Given exercise:
Identify the lines that include the word "home", then copy all of them.

======

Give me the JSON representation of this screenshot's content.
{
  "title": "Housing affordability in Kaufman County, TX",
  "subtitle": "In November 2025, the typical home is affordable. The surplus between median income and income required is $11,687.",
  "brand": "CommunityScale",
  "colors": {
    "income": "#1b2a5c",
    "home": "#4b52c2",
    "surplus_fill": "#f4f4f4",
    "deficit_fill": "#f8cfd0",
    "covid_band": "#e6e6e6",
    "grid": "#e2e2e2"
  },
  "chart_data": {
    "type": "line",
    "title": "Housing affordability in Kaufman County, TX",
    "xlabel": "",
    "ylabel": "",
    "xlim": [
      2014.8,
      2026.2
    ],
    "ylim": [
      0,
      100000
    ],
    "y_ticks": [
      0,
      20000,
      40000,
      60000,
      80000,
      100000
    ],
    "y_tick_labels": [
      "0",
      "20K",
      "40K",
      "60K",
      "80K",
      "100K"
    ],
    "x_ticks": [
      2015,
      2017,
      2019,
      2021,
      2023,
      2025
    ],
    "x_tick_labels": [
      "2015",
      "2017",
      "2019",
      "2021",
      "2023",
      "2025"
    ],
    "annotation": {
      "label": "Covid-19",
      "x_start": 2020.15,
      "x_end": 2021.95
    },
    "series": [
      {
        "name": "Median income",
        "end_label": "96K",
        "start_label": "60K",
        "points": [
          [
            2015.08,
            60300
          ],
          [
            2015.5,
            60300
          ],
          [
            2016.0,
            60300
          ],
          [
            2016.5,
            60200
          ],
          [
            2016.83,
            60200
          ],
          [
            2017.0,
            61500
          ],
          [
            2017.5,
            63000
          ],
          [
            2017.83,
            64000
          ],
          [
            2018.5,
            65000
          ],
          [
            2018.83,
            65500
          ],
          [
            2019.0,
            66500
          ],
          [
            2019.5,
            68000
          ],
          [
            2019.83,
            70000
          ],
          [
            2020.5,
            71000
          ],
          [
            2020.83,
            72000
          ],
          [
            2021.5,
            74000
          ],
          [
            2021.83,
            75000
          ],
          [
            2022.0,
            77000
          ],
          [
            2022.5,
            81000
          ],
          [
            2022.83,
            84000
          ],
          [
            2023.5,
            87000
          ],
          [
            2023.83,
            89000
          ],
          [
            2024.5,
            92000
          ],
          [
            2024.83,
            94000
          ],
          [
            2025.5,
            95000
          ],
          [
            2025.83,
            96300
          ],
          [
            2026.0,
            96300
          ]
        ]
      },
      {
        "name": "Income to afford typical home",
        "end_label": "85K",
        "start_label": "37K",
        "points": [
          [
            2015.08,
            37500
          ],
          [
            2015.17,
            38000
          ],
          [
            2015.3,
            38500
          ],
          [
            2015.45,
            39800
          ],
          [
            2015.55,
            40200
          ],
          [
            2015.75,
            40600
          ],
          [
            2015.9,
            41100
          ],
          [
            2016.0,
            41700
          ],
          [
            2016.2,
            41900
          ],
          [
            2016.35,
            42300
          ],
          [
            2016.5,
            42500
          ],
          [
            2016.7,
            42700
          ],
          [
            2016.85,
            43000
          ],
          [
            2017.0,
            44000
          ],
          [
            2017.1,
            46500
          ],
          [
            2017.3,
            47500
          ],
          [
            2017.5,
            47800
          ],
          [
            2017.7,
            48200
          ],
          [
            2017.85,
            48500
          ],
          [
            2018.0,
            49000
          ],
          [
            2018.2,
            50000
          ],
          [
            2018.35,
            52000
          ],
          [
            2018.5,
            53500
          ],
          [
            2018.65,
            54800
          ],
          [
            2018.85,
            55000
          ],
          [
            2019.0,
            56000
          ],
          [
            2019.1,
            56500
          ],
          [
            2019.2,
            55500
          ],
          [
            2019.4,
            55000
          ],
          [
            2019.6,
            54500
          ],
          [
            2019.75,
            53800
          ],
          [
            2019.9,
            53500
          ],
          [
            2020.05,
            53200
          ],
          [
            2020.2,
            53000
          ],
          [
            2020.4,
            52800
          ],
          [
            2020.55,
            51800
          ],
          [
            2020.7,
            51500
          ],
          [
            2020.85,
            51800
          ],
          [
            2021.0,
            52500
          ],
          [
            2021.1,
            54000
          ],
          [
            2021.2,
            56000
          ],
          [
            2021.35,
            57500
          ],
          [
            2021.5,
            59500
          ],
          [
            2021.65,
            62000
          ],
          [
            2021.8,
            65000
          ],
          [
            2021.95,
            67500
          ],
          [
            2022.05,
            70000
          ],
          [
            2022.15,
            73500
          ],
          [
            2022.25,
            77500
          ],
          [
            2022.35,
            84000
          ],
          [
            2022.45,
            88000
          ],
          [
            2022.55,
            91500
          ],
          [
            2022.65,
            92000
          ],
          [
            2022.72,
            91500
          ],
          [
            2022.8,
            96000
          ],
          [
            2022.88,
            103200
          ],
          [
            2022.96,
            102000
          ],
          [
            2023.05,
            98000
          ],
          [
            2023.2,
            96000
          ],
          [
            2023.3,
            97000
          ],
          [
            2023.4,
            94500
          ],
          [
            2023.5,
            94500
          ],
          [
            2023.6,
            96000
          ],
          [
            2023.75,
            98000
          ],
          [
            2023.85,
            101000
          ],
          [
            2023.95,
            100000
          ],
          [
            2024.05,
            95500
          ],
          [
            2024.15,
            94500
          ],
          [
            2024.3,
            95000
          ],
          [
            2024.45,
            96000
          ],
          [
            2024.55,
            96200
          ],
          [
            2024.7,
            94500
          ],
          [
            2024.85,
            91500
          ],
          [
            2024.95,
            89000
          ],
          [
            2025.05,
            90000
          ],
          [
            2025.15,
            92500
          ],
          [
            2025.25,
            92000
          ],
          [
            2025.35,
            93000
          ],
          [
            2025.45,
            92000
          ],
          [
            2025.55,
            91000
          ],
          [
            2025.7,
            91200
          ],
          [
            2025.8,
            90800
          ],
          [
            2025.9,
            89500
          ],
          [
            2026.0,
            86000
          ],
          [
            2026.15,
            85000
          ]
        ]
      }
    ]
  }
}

======

Exercise result:
  "subtitle": "In November 2025, the typical home is affordable. The surplus between median income and income required is $11,687.",
    "home": "#4b52c2",
        "name": "Income to afford typical home",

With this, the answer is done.